- Objective -
Copy out the entries exactly, from the first line to the last.
··· Data
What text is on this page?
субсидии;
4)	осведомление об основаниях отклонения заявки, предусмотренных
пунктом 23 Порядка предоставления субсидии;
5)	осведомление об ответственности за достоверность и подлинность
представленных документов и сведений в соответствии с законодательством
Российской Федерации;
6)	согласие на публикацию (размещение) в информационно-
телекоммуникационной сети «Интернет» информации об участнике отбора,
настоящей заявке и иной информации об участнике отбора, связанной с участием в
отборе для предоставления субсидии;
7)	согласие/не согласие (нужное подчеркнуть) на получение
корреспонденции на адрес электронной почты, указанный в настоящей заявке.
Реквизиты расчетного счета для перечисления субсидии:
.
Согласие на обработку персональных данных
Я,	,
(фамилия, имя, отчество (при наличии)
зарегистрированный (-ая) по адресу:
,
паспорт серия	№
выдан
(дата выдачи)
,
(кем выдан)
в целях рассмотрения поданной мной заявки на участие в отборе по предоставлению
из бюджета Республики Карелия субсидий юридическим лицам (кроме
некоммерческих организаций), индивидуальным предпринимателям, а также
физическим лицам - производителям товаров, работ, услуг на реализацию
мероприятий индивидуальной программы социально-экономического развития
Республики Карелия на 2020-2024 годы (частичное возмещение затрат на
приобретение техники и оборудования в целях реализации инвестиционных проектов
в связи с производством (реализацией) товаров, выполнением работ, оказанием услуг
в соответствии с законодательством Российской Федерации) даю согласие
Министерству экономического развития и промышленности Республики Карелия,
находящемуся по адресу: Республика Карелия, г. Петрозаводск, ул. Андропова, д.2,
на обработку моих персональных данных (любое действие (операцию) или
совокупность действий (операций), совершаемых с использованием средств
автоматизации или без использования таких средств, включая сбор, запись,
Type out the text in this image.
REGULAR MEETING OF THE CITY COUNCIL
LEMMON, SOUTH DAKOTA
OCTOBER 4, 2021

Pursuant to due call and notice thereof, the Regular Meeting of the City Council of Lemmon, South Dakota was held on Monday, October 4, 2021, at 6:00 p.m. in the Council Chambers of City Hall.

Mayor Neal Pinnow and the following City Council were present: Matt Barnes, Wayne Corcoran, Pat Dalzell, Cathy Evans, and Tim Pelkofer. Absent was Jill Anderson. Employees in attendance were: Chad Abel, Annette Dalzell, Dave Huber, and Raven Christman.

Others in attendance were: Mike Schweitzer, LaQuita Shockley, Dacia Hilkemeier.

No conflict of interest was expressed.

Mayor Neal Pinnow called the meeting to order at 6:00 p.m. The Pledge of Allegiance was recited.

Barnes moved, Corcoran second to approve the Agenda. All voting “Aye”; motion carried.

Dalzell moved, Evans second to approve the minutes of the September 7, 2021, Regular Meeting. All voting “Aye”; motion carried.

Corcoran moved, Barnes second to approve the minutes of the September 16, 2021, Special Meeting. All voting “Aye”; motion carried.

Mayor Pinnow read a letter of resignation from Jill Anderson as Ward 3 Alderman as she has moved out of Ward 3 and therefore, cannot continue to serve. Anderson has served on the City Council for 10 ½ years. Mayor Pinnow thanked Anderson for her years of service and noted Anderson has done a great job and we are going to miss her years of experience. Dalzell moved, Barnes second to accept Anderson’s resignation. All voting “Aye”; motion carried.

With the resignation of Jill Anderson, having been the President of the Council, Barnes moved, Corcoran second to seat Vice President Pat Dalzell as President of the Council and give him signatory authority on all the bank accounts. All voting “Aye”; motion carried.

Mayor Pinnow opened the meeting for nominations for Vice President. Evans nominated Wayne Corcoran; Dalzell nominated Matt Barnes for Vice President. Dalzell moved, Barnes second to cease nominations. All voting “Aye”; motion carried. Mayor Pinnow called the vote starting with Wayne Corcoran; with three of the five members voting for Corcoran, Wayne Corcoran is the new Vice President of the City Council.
······
- Response to the exercise -
What text is on this page?
субсидии;
4)	осведомление об основаниях отклонения заявки, предусмотренных
пунктом 23 Порядка предоставления субсидии;
5)	осведомление об ответственности за достоверность и подлинность
представленных документов и сведений в соответствии с законодательством
Российской Федерации;
6)	согласие на публикацию (размещение) в информационно-
телекоммуникационной сети «Интернет» информации об участнике отбора,
настоящей заявке и иной информации об участнике отбора, связанной с участием в
отборе для предоставления субсидии;
7)	согласие/не согласие (нужное подчеркнуть) на получение
корреспонденции на адрес электронной почты, указанный в настоящей заявке.
Реквизиты расчетного счета для перечисления субсидии:
.
Согласие на обработку персональных данных
Я,	,
(фамилия, имя, отчество (при наличии)
зарегистрированный (-ая) по адресу:
,
паспорт серия	№
выдан
(дата выдачи)
,
(кем выдан)
в целях рассмотрения поданной мной заявки на участие в отборе по предоставлению
из бюджета Республики Карелия субсидий юридическим лицам (кроме
некоммерческих организаций), индивидуальным предпринимателям, а также
физическим лицам - производителям товаров, работ, услуг на реализацию
мероприятий индивидуальной программы социально-экономического развития
Республики Карелия на 2020-2024 годы (частичное возмещение затрат на
приобретение техники и оборудования в целях реализации инвестиционных проектов
в связи с производством (реализацией) товаров, выполнением работ, оказанием услуг
в соответствии с законодательством Российской Федерации) даю согласие
Министерству экономического развития и промышленности Республики Карелия,
находящемуся по адресу: Республика Карелия, г. Петрозаводск, ул. Андропова, д.2,
на обработку моих персональных данных (любое действие (операцию) или
совокупность действий (операций), совершаемых с использованием средств
автоматизации или без использования таких средств, включая сбор, запись,
Type out the text in this image.
REGULAR MEETING OF THE CITY COUNCIL
LEMMON, SOUTH DAKOTA
OCTOBER 4, 2021

Pursuant to due call and notice thereof, the Regular Meeting of the City Council of Lemmon, South Dakota was held on Monday, October 4, 2021, at 6:00 p.m. in the Council Chambers of City Hall.

Mayor Neal Pinnow and the following City Council were present: Matt Barnes, Wayne Corcoran, Pat Dalzell, Cathy Evans, and Tim Pelkofer. Absent was Jill Anderson. Employees in attendance were: Chad Abel, Annette Dalzell, Dave Huber, and Raven Christman.

Others in attendance were: Mike Schweitzer, LaQuita Shockley, Dacia Hilkemeier.

No conflict of interest was expressed.

Mayor Neal Pinnow called the meeting to order at 6:00 p.m. The Pledge of Allegiance was recited.

Barnes moved, Corcoran second to approve the Agenda. All voting “Aye”; motion carried.

Dalzell moved, Evans second to approve the minutes of the September 7, 2021, Regular Meeting. All voting “Aye”; motion carried.

Corcoran moved, Barnes second to approve the minutes of the September 16, 2021, Special Meeting. All voting “Aye”; motion carried.

Mayor Pinnow read a letter of resignation from Jill Anderson as Ward 3 Alderman as she has moved out of Ward 3 and therefore, cannot continue to serve. Anderson has served on the City Council for 10 ½ years. Mayor Pinnow thanked Anderson for her years of service and noted Anderson has done a great job and we are going to miss her years of experience. Dalzell moved, Barnes second to accept Anderson’s resignation. All voting “Aye”; motion carried.

With the resignation of Jill Anderson, having been the President of the Council, Barnes moved, Corcoran second to seat Vice President Pat Dalzell as President of the Council and give him signatory authority on all the bank accounts. All voting “Aye”; motion carried.

Mayor Pinnow opened the meeting for nominations for Vice President. Evans nominated Wayne Corcoran; Dalzell nominated Matt Barnes for Vice President. Dalzell moved, Barnes second to cease nominations. All voting “Aye”; motion carried. Mayor Pinnow called the vote starting with Wayne Corcoran; with three of the five members voting for Corcoran, Wayne Corcoran is the new Vice President of the City Council.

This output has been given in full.